◆ EXERCISE OBJECTIVE: Take from the listing each line that has the string "sejarah".

### DATA SUPPLIED ###

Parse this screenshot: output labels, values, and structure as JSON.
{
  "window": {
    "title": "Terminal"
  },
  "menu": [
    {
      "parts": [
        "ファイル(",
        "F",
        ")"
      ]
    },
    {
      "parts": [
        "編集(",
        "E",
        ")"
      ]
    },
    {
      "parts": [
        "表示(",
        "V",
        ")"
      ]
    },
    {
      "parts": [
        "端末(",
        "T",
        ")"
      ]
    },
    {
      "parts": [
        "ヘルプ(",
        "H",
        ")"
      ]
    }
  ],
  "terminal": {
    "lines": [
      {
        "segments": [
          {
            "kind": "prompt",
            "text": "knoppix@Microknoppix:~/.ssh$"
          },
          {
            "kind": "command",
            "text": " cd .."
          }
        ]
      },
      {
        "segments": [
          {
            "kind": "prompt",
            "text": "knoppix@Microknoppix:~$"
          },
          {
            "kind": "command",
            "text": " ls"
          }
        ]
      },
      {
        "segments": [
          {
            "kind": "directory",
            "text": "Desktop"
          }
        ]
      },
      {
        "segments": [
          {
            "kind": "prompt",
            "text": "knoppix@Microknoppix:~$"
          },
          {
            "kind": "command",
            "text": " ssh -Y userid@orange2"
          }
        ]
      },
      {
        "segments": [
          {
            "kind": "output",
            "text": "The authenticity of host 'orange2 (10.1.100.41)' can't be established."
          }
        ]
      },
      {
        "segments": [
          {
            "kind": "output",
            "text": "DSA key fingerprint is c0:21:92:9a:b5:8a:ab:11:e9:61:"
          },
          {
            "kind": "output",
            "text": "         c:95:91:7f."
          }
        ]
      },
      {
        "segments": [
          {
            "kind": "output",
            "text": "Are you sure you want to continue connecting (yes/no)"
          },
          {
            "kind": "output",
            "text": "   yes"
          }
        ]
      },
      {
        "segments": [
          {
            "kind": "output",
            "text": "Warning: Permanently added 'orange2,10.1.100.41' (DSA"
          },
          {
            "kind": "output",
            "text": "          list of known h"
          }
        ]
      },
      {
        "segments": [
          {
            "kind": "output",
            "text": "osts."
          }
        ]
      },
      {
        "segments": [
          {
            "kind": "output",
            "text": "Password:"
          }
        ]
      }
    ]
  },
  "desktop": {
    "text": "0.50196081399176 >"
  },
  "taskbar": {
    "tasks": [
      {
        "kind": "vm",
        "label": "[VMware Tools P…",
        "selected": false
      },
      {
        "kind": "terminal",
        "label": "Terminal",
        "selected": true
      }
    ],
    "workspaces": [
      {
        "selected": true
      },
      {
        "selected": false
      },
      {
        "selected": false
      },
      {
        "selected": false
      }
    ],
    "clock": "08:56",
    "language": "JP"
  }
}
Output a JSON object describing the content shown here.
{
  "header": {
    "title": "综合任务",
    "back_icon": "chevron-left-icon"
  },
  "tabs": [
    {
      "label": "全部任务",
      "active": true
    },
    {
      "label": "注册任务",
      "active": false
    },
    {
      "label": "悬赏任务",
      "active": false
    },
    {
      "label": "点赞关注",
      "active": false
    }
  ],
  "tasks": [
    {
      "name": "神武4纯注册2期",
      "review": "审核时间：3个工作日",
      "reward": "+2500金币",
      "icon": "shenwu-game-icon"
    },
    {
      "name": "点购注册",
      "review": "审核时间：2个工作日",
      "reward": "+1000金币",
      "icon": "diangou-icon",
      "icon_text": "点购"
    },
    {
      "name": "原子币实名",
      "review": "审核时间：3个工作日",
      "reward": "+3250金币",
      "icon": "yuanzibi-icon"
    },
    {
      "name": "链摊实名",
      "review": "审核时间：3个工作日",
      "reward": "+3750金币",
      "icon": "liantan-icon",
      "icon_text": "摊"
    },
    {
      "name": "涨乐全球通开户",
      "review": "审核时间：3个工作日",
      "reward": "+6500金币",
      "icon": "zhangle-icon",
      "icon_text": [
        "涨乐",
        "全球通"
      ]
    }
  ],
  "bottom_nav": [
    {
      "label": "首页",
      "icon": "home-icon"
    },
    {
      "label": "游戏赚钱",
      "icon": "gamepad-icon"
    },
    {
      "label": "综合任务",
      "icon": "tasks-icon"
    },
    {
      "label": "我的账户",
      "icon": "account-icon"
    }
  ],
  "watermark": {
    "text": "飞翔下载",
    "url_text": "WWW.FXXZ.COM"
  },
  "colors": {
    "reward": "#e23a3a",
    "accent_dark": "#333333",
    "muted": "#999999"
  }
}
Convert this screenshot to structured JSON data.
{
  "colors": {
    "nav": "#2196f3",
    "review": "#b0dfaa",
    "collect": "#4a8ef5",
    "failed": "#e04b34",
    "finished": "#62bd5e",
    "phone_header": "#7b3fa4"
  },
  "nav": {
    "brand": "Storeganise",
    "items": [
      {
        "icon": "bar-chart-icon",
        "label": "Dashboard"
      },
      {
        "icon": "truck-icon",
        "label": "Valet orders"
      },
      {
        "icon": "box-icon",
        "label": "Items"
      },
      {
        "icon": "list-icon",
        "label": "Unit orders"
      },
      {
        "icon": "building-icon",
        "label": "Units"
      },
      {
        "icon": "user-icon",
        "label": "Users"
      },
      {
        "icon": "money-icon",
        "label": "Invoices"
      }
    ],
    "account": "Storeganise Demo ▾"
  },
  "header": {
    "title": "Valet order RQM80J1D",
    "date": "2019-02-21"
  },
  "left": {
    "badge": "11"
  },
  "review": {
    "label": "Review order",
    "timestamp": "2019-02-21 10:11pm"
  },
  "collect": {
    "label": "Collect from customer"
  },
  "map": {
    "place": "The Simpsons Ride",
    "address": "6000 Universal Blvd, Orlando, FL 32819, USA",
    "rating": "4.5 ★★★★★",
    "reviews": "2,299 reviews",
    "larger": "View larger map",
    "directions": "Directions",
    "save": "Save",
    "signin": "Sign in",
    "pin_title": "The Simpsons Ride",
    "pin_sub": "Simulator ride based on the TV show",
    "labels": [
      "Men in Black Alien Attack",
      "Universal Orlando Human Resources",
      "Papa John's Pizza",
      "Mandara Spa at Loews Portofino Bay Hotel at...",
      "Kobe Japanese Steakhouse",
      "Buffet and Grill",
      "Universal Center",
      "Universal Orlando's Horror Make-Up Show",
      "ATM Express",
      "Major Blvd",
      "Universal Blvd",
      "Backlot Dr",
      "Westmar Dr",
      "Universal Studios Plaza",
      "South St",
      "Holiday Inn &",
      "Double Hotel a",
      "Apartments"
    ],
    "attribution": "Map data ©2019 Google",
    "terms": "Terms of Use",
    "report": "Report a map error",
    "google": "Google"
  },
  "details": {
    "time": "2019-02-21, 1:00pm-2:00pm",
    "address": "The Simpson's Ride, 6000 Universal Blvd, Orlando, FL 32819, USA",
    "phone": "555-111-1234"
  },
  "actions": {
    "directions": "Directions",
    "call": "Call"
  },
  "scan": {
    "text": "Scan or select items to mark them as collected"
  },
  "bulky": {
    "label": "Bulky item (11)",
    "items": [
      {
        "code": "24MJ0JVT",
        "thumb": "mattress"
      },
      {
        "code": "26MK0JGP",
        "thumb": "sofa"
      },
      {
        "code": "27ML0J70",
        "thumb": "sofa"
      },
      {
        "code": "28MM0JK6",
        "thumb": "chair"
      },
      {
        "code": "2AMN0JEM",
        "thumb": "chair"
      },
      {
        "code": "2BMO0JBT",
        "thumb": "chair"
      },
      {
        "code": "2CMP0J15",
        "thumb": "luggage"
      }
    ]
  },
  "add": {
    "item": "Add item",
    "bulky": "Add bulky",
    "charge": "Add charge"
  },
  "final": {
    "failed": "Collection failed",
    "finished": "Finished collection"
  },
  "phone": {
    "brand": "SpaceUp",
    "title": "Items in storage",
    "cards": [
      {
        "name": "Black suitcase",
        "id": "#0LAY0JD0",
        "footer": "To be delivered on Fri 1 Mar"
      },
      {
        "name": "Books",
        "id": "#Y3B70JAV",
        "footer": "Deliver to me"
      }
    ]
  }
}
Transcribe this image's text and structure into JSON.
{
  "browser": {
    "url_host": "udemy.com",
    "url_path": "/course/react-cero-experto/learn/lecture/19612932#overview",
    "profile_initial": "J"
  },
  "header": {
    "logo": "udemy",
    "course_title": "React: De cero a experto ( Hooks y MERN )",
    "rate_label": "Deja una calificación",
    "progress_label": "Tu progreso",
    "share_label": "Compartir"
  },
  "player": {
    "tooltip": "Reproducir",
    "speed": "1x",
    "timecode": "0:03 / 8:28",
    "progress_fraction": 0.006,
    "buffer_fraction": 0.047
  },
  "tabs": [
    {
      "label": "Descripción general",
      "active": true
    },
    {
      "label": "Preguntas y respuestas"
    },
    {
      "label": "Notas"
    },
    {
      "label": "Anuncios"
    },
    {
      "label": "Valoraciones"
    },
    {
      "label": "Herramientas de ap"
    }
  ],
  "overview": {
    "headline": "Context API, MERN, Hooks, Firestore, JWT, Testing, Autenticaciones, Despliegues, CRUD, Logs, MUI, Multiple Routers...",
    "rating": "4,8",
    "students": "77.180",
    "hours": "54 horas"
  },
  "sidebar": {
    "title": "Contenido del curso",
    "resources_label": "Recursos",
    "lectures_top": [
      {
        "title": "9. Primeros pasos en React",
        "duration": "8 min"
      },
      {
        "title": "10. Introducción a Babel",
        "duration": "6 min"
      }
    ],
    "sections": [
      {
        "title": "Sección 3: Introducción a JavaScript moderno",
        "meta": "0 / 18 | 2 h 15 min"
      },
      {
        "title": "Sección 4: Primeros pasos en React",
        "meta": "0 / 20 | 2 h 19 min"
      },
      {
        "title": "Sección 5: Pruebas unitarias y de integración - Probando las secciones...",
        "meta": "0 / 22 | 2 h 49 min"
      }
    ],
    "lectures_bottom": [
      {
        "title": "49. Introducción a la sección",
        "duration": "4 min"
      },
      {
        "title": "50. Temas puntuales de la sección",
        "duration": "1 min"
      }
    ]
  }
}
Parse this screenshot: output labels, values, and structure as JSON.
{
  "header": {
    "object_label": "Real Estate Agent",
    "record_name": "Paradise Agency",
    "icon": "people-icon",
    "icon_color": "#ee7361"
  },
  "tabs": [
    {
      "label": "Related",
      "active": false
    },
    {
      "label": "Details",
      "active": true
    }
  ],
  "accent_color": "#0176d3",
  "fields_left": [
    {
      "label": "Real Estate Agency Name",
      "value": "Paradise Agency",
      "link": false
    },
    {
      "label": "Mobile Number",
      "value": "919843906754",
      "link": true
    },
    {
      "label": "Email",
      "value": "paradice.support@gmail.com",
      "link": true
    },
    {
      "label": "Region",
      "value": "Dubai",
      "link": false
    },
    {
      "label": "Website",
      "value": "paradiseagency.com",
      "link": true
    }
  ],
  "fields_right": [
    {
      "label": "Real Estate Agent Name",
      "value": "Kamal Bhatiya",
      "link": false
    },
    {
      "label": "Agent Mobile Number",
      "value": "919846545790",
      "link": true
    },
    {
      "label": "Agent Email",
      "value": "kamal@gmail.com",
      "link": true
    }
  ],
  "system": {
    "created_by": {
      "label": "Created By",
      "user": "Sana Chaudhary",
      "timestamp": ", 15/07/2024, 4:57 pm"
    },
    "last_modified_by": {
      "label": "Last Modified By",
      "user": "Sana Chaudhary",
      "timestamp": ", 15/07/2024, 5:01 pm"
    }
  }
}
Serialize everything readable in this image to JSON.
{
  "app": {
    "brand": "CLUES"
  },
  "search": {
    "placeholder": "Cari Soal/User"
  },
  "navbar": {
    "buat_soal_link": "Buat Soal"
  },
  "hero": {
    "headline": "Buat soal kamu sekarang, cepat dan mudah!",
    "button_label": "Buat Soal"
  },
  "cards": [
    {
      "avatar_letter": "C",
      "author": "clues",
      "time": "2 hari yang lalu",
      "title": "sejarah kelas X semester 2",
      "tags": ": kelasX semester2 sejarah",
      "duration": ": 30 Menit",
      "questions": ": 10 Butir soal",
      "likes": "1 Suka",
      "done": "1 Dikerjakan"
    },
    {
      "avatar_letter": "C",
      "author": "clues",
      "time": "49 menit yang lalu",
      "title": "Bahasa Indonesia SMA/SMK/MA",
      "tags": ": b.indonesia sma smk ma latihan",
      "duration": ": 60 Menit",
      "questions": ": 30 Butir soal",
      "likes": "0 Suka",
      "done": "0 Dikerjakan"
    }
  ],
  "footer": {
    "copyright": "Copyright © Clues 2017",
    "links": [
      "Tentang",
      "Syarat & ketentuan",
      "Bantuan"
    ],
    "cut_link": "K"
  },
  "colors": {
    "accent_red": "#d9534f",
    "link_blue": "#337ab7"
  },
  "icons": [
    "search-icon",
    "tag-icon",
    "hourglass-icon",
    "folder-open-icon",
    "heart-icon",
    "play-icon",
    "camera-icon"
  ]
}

###

◆ SOLUTION TO THE PROBLEM:
      "title": "sejarah kelas X semester 2",
      "tags": ": kelasX semester2 sejarah",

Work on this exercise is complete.